_Exercise goal_:
Copy out the lines from the one containing "row-executed: 4 000 000,00 [514, 368, 604, 390]" through the one containing "row-code: 000 0603 0000000000 122", both included.

Bounding box annotations:

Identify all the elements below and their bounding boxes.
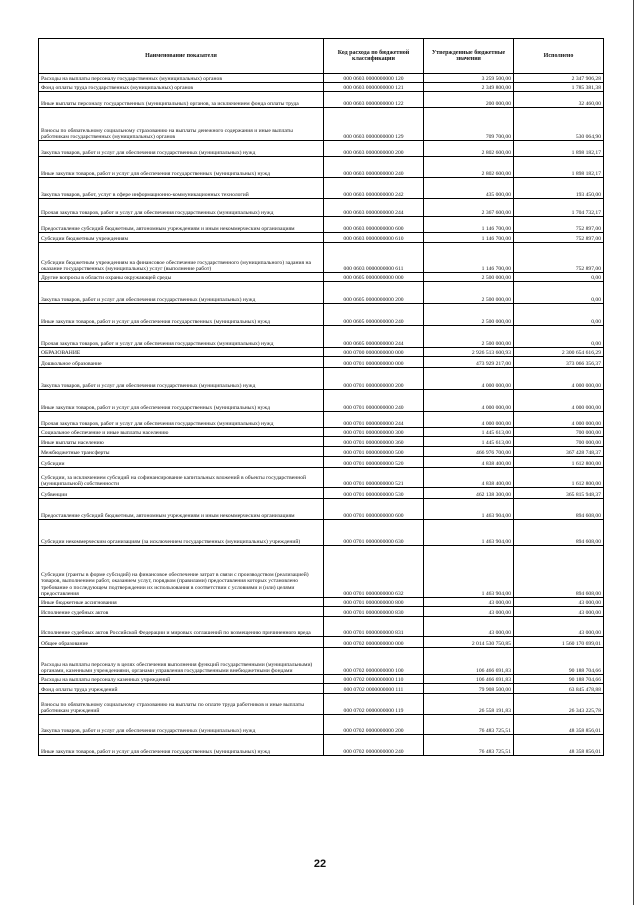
row-executed: 4 000 000,00 [514, 368, 604, 390]
row-executed: 373 066 356,37 [514, 357, 604, 368]
table-row [39, 178, 604, 199]
row-approved: 435 000,00 [424, 178, 514, 199]
row-code: 000 0701 0000000000 632 [324, 546, 424, 598]
row-name: Субвенции [39, 488, 324, 499]
row-code: 000 0702 0000000000 200 [324, 715, 424, 735]
table-row [39, 243, 604, 273]
row-name: Иные закупки товаров, работ и услуг для обеспечения государственных (муниципальных) нужд [39, 157, 324, 178]
row-code: 000 0603 0000000000 242 [324, 178, 424, 199]
table-row [39, 598, 604, 607]
row-approved: 2 500 000,00 [424, 326, 514, 348]
table-row [39, 157, 604, 178]
row-name: Иные закупки товаров, работ и услуг для обеспечения государственных (муниципальных) нужд [39, 390, 324, 412]
row-executed: 63 845 478,88 [514, 684, 604, 694]
row-name: Субсидии некоммерческим организациям (за исключением государственных (муниципальных) учреждений) [39, 520, 324, 546]
row-approved: 1 445 613,00 [424, 428, 514, 437]
row-code: 000 0702 0000000000 119 [324, 694, 424, 715]
row-name: Закупка товаров, работ и услуг для обеспечения государственных (муниципальных) нужд [39, 282, 324, 304]
row-name: Закупка товаров, работ, услуг в сфере информационно-коммуникационных технологий [39, 178, 324, 199]
table-row [39, 304, 604, 326]
row-approved: 4 000 000,00 [424, 390, 514, 412]
row-code: 000 0605 0000000000 200 [324, 282, 424, 304]
row-executed: 894 608,00 [514, 546, 604, 598]
table-row [39, 233, 604, 243]
row-executed: 894 608,00 [514, 520, 604, 546]
row-executed: 1 560 170 699,01 [514, 637, 604, 648]
row-executed: 752 897,00 [514, 217, 604, 233]
row-approved: 1 445 613,00 [424, 437, 514, 447]
row-name: Иные выплаты персоналу государственных (муниципальных) органов, за исключением фонда оплаты труда [39, 92, 324, 108]
row-approved: 1 463 904,00 [424, 520, 514, 546]
row-code: 000 0701 0000000000 530 [324, 488, 424, 499]
row-code: 000 0603 0000000000 122 [324, 92, 424, 108]
row-name: Расходы на выплаты персоналу в целях обеспечения выполнения функций государственными (муниципальными) органами, казенными учреждениями, органами управления государственными внебюджетными фондами [39, 648, 324, 675]
row-approved: 2 014 530 750,85 [424, 637, 514, 648]
row-approved: 2 926 513 600,93 [424, 348, 514, 357]
row-approved: 43 000,00 [424, 598, 514, 607]
table-row [39, 199, 604, 217]
row-name: Субсидии бюджетным учреждениям [39, 233, 324, 243]
row-code: 000 0605 0000000000 000 [324, 273, 424, 282]
budget-execution-table [38, 38, 604, 756]
row-code: 000 0603 0000000000 200 [324, 141, 424, 157]
row-executed: 1 785 381,38 [514, 83, 604, 92]
table-row [39, 83, 604, 92]
row-approved: 4 838 400,00 [424, 457, 514, 468]
row-approved: 26 558 191,83 [424, 694, 514, 715]
row-executed: 1 898 182,17 [514, 141, 604, 157]
row-code: 000 0701 0000000000 500 [324, 447, 424, 457]
row-approved: 1 146 700,00 [424, 243, 514, 273]
table-row [39, 694, 604, 715]
scan-edge-line [633, 0, 634, 905]
row-code: 000 0702 0000000000 110 [324, 675, 424, 684]
table-row [39, 412, 604, 428]
row-approved: 473 929 217,00 [424, 357, 514, 368]
row-code: 000 0701 0000000000 300 [324, 428, 424, 437]
row-executed: 90 188 704,66 [514, 675, 604, 684]
row-approved: 2 802 600,00 [424, 157, 514, 178]
row-name: Общее образование [39, 637, 324, 648]
table-row [39, 457, 604, 468]
table-row [39, 357, 604, 368]
row-approved: 2 802 600,00 [424, 141, 514, 157]
row-approved: 709 700,00 [424, 108, 514, 141]
table-row [39, 520, 604, 546]
row-name: Межбюджетные трансферты [39, 447, 324, 457]
row-name: Предоставление субсидий бюджетным, автономным учреждениям и иным некоммерческим организациям [39, 499, 324, 520]
table-row [39, 282, 604, 304]
row-executed: 367 428 748,37 [514, 447, 604, 457]
table-row [39, 607, 604, 617]
row-executed: 48 358 856,01 [514, 715, 604, 735]
row-approved: 2 349 800,00 [424, 83, 514, 92]
table-row [39, 637, 604, 648]
row-code: 000 0701 0000000000 360 [324, 437, 424, 447]
row-name: Закупка товаров, работ и услуг для обеспечения государственных (муниципальных) нужд [39, 715, 324, 735]
row-code: 000 0701 0000000000 800 [324, 598, 424, 607]
row-name: Иные закупки товаров, работ и услуг для обеспечения государственных (муниципальных) нужд [39, 304, 324, 326]
row-code: 000 0701 0000000000 521 [324, 468, 424, 488]
table-row [39, 684, 604, 694]
row-approved: 43 000,00 [424, 607, 514, 617]
row-approved: 1 146 700,00 [424, 217, 514, 233]
row-executed: 0,00 [514, 326, 604, 348]
table-row [39, 468, 604, 488]
row-executed: 752 897,00 [514, 243, 604, 273]
row-approved: 106 466 691,83 [424, 675, 514, 684]
table-row [39, 675, 604, 684]
row-name: Расходы на выплаты персоналу государственных (муниципальных) органов [39, 74, 324, 83]
table-row [39, 368, 604, 390]
row-code: 000 0603 0000000000 129 [324, 108, 424, 141]
table-row [39, 74, 604, 83]
row-name: Иные закупки товаров, работ и услуг для обеспечения государственных (муниципальных) нужд [39, 735, 324, 756]
row-code: 000 0603 0000000000 610 [324, 233, 424, 243]
row-approved: 2 500 000,00 [424, 273, 514, 282]
row-executed: 90 188 704,66 [514, 648, 604, 675]
row-name: Фонд оплаты труда государственных (муниципальных) органов [39, 83, 324, 92]
row-executed: 43 000,00 [514, 598, 604, 607]
table-row [39, 499, 604, 520]
row-executed: 4 000 000,00 [514, 412, 604, 428]
table-row [39, 273, 604, 282]
table-row [39, 735, 604, 756]
row-name: Фонд оплаты труда учреждений [39, 684, 324, 694]
table-row [39, 488, 604, 499]
row-executed: 700 000,00 [514, 428, 604, 437]
row-approved: 4 000 000,00 [424, 412, 514, 428]
row-executed: 894 608,00 [514, 499, 604, 520]
row-executed: 530 064,90 [514, 108, 604, 141]
row-executed: 700 000,00 [514, 437, 604, 447]
row-code: 000 0701 0000000000 520 [324, 457, 424, 468]
table-row [39, 108, 604, 141]
row-name: Закупка товаров, работ и услуг для обеспечения государственных (муниципальных) нужд [39, 368, 324, 390]
row-approved: 43 000,00 [424, 617, 514, 637]
row-name: Иные выплаты населению [39, 437, 324, 447]
row-executed: 2 347 906,28 [514, 74, 604, 83]
table-row [39, 617, 604, 637]
row-executed: 32 460,00 [514, 92, 604, 108]
row-approved: 76 483 725,51 [424, 735, 514, 756]
row-executed: 1 612 800,00 [514, 457, 604, 468]
row-executed: 43 000,00 [514, 607, 604, 617]
table-row [39, 437, 604, 447]
row-executed: 2 300 654 616,29 [514, 348, 604, 357]
row-code: 000 0603 0000000000 240 [324, 157, 424, 178]
table-header-row [39, 39, 604, 74]
row-code: 000 0702 0000000000 111 [324, 684, 424, 694]
row-name: Закупка товаров, работ и услуг для обеспечения государственных (муниципальных) нужд [39, 141, 324, 157]
row-code: 000 0603 0000000000 611 [324, 243, 424, 273]
row-name: Исполнение судебных актов [39, 607, 324, 617]
row-code: 000 0701 0000000000 830 [324, 607, 424, 617]
row-code: 000 0702 0000000000 000 [324, 637, 424, 648]
row-code: 000 0701 0000000000 000 [324, 357, 424, 368]
row-executed: 48 358 856,01 [514, 735, 604, 756]
row-code: 000 0701 0000000000 630 [324, 520, 424, 546]
row-executed: 1 612 800,00 [514, 468, 604, 488]
row-executed: 4 000 000,00 [514, 390, 604, 412]
header-executed: Исполнено [514, 39, 604, 74]
row-name: Расходы на выплаты персоналу казенных учреждений [39, 675, 324, 684]
row-approved: 1 463 904,00 [424, 546, 514, 598]
table-row [39, 390, 604, 412]
row-code: 000 0702 0000000000 240 [324, 735, 424, 756]
table-row [39, 546, 604, 598]
row-executed: 43 000,00 [514, 617, 604, 637]
table-row [39, 715, 604, 735]
row-code: 000 0701 0000000000 200 [324, 368, 424, 390]
row-code: 000 0603 0000000000 244 [324, 199, 424, 217]
row-code: 000 0701 0000000000 600 [324, 499, 424, 520]
row-executed: 1 704 732,17 [514, 199, 604, 217]
row-approved: 76 483 725,51 [424, 715, 514, 735]
row-name: Исполнение судебных актов Российской Федерации и мировых соглашений по возмещению причиненного вреда [39, 617, 324, 637]
table-row [39, 648, 604, 675]
row-name: ОБРАЗОВАНИЕ [39, 348, 324, 357]
row-code: 000 0605 0000000000 240 [324, 304, 424, 326]
table-row [39, 447, 604, 457]
row-executed: 26 343 225,78 [514, 694, 604, 715]
row-code: 000 0701 0000000000 831 [324, 617, 424, 637]
row-executed: 752 897,00 [514, 233, 604, 243]
row-name: Предоставление субсидий бюджетным, автономным учреждениям и иным некоммерческим организациям [39, 217, 324, 233]
row-name: Взносы по обязательному социальному страхованию на выплаты по оплате труда работников и иные выплаты работникам учреждений [39, 694, 324, 715]
table-row [39, 141, 604, 157]
row-approved: 4 838 400,00 [424, 468, 514, 488]
row-name: Прочая закупка товаров, работ и услуг для обеспечения государственных (муниципальных) нужд [39, 412, 324, 428]
table-row [39, 326, 604, 348]
row-name: Дошкольное образование [39, 357, 324, 368]
header-code: Код расхода по бюджетной классификации [324, 39, 424, 74]
row-approved: 2 367 600,00 [424, 199, 514, 217]
row-name: Взносы по обязательному социальному страхованию на выплаты денежного содержания и иные выплаты работникам государственных (муниципальных) органов [39, 108, 324, 141]
row-code: 000 0603 0000000000 600 [324, 217, 424, 233]
row-code: 000 0605 0000000000 244 [324, 326, 424, 348]
row-approved: 4 000 000,00 [424, 368, 514, 390]
row-code: 000 0700 0000000000 000 [324, 348, 424, 357]
row-approved: 1 146 700,00 [424, 233, 514, 243]
row-code: 000 0603 0000000000 121 [324, 83, 424, 92]
row-approved: 1 463 904,00 [424, 499, 514, 520]
row-executed: 0,00 [514, 273, 604, 282]
row-name: Другие вопросы в области охраны окружающей среды [39, 273, 324, 282]
row-executed: 0,00 [514, 304, 604, 326]
table-row [39, 217, 604, 233]
row-name: Социальное обеспечение и иные выплаты населению [39, 428, 324, 437]
row-name: Прочая закупка товаров, работ и услуг для обеспечения государственных (муниципальных) нужд [39, 199, 324, 217]
row-name: Субсидии, за исключением субсидий на софинансирование капитальных вложений в объекты государственной (муниципальной) собственности [39, 468, 324, 488]
row-executed: 1 898 182,17 [514, 157, 604, 178]
row-approved: 2 500 000,00 [424, 282, 514, 304]
header-name: Наименование показателя [39, 39, 324, 74]
row-approved: 79 908 500,00 [424, 684, 514, 694]
row-executed: 365 815 948,37 [514, 488, 604, 499]
page-number: 22 [313, 858, 327, 870]
row-code: 000 0702 0000000000 100 [324, 648, 424, 675]
row-executed: 0,00 [514, 282, 604, 304]
row-approved: 462 138 300,00 [424, 488, 514, 499]
header-approved: Утвержденные бюджетные значения [424, 39, 514, 74]
row-executed: 193 450,00 [514, 178, 604, 199]
row-name: Иные бюджетные ассигнования [39, 598, 324, 607]
row-name: Субсидии [39, 457, 324, 468]
row-approved: 2 500 000,00 [424, 304, 514, 326]
table-row [39, 428, 604, 437]
row-approved: 466 976 700,00 [424, 447, 514, 457]
row-approved: 3 259 500,00 [424, 74, 514, 83]
row-approved: 106 466 691,83 [424, 648, 514, 675]
table-row [39, 92, 604, 108]
table-body [39, 74, 604, 756]
row-name: Субсидии (гранты в форме субсидий) на финансовое обеспечение затрат в связи с производством (реализацией) товаров, выполнением работ, оказанием услуг, порядком (правилами) предоставления которых установлено требование о последующем подтверждении их использования в соответствии с условиями и (или) целями предоставления [39, 546, 324, 598]
row-name: Субсидии бюджетным учреждениям на финансовое обеспечение государственного (муниципального) задания на оказание государственных (муниципальных) услуг (выполнение работ) [39, 243, 324, 273]
row-approved: 200 000,00 [424, 92, 514, 108]
table-row [39, 348, 604, 357]
row-code: 000 0701 0000000000 244 [324, 412, 424, 428]
row-name: Прочая закупка товаров, работ и услуг для обеспечения государственных (муниципальных) нужд [39, 326, 324, 348]
row-code: 000 0701 0000000000 240 [324, 390, 424, 412]
row-code: 000 0603 0000000000 120 [324, 74, 424, 83]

_Exercise result_:
row-executed: 4 000 000,00 [514, 368, 604, 390]
row-executed: 373 066 356,37 [514, 357, 604, 368]
table-row [39, 178, 604, 199]
row-approved: 435 000,00 [424, 178, 514, 199]
row-code: 000 0701 0000000000 632 [324, 546, 424, 598]
row-name: Субвенции [39, 488, 324, 499]
row-code: 000 0702 0000000000 200 [324, 715, 424, 735]
table-row [39, 243, 604, 273]
row-name: Иные закупки товаров, работ и услуг для обеспечения государственных (муниципальных) нужд [39, 157, 324, 178]
row-code: 000 0603 0000000000 242 [324, 178, 424, 199]
table-row [39, 598, 604, 607]
row-approved: 2 500 000,00 [424, 326, 514, 348]
table-row [39, 157, 604, 178]
row-name: Иные закупки товаров, работ и услуг для обеспечения государственных (муниципальных) нужд [39, 390, 324, 412]
row-executed: 63 845 478,88 [514, 684, 604, 694]
row-name: Субсидии некоммерческим организациям (за исключением государственных (муниципальных) учреждений) [39, 520, 324, 546]
row-approved: 1 445 613,00 [424, 428, 514, 437]
row-code: 000 0702 0000000000 119 [324, 694, 424, 715]
row-name: Закупка товаров, работ и услуг для обеспечения государственных (муниципальных) нужд [39, 282, 324, 304]
row-name: Закупка товаров, работ, услуг в сфере информационно-коммуникационных технологий [39, 178, 324, 199]
table-row [39, 304, 604, 326]
row-approved: 4 000 000,00 [424, 390, 514, 412]
row-code: 000 0605 0000000000 200 [324, 282, 424, 304]
row-executed: 894 608,00 [514, 546, 604, 598]
table-row [39, 233, 604, 243]
row-executed: 894 608,00 [514, 520, 604, 546]
row-executed: 1 560 170 699,01 [514, 637, 604, 648]
row-executed: 752 897,00 [514, 217, 604, 233]
row-approved: 1 445 613,00 [424, 437, 514, 447]
row-name: Иные выплаты персоналу государственных (муниципальных) органов, за исключением фонда оплаты труда [39, 92, 324, 108]
row-approved: 1 463 904,00 [424, 520, 514, 546]
row-code: 000 0701 0000000000 530 [324, 488, 424, 499]
row-code: 000 0603 0000000000 122 [324, 92, 424, 108]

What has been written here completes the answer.